Exercise objective
Copy out all lines that carry the word "Financial".

Supplied data

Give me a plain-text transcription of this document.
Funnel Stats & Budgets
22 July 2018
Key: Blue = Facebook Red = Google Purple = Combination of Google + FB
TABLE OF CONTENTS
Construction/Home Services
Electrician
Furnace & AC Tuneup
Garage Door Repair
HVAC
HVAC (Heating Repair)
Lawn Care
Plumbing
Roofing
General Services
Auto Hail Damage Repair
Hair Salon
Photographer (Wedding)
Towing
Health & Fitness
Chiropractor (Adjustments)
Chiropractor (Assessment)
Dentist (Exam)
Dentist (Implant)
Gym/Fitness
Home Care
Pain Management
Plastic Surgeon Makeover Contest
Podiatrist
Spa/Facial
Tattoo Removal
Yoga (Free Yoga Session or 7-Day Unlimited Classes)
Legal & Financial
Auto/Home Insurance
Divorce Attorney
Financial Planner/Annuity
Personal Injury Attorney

Result
Legal & Financial
Financial Planner/Annuity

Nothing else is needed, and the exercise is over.